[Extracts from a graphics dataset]
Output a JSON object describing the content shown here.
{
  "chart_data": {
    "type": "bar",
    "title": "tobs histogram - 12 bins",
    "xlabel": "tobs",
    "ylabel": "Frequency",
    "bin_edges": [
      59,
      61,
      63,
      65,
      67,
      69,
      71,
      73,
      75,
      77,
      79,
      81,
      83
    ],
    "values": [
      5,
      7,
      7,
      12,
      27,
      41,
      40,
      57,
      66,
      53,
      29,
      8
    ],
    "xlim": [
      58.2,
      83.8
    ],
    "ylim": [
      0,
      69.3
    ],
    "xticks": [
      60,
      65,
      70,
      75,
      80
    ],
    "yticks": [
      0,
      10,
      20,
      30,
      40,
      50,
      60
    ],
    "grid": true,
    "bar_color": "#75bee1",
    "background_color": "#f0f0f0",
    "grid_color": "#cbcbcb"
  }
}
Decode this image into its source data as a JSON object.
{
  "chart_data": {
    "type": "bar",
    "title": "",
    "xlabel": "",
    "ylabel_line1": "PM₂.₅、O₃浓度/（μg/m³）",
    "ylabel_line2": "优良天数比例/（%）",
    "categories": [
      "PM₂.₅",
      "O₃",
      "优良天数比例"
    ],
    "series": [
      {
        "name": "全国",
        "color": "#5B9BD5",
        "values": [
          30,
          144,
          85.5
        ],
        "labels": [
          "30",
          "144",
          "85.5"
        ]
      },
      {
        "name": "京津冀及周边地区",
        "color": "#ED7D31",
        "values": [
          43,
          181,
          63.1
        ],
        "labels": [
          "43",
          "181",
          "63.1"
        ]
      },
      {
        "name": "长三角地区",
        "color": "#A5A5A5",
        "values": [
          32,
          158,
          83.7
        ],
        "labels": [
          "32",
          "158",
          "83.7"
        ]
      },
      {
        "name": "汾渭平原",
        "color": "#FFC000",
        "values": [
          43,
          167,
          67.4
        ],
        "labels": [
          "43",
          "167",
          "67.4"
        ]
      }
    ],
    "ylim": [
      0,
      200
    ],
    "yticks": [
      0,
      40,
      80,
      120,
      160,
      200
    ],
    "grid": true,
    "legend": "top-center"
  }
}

## THE REQUEST
Look through the entries above and report each line where the string "name" occurs.

## EXERCISE RESPONSE
        "name": "全国",
        "name": "京津冀及周边地区",
        "name": "长三角地区",
        "name": "汾渭平原",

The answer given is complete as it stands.